Records contained in a dataset:
★ ★ ★ ★ ★ ★ ★

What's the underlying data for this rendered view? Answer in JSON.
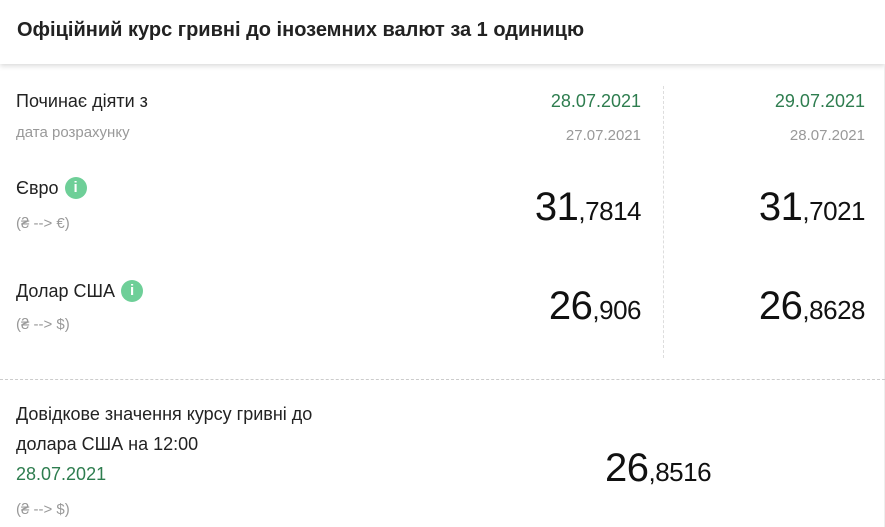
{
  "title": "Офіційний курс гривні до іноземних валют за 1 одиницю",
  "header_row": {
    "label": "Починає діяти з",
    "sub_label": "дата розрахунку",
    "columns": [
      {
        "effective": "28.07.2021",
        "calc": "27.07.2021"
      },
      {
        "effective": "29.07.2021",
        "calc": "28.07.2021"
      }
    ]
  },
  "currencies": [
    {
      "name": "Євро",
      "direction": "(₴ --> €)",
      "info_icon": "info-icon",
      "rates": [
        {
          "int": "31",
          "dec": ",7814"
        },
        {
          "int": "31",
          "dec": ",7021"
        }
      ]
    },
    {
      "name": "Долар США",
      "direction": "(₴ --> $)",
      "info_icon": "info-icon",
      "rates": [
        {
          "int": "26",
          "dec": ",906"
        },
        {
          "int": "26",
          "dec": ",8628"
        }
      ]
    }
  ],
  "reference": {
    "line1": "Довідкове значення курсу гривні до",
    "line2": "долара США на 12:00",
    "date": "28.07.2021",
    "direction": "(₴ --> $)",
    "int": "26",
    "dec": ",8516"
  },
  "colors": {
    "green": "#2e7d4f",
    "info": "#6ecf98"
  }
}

★ ★ ★ ★ ★ ★ ★

__STATED PROBLEM__: Will you restate every entry word for word and omit the images?

__RESULT FOR THIS TASK__:
What's the underlying data for this rendered view? Answer in JSON.
{
  "title": "Офіційний курс гривні до іноземних валют за 1 одиницю",
  "header_row": {
    "label": "Починає діяти з",
    "sub_label": "дата розрахунку",
    "columns": [
      {
        "effective": "28.07.2021",
        "calc": "27.07.2021"
      },
      {
        "effective": "29.07.2021",
        "calc": "28.07.2021"
      }
    ]
  },
  "currencies": [
    {
      "name": "Євро",
      "direction": "(₴ --> €)",
      "info_icon": "info-icon",
      "rates": [
        {
          "int": "31",
          "dec": ",7814"
        },
        {
          "int": "31",
          "dec": ",7021"
        }
      ]
    },
    {
      "name": "Долар США",
      "direction": "(₴ --> $)",
      "info_icon": "info-icon",
      "rates": [
        {
          "int": "26",
          "dec": ",906"
        },
        {
          "int": "26",
          "dec": ",8628"
        }
      ]
    }
  ],
  "reference": {
    "line1": "Довідкове значення курсу гривні до",
    "line2": "долара США на 12:00",
    "date": "28.07.2021",
    "direction": "(₴ --> $)",
    "int": "26",
    "dec": ",8516"
  },
  "colors": {
    "green": "#2e7d4f",
    "info": "#6ecf98"
  }
}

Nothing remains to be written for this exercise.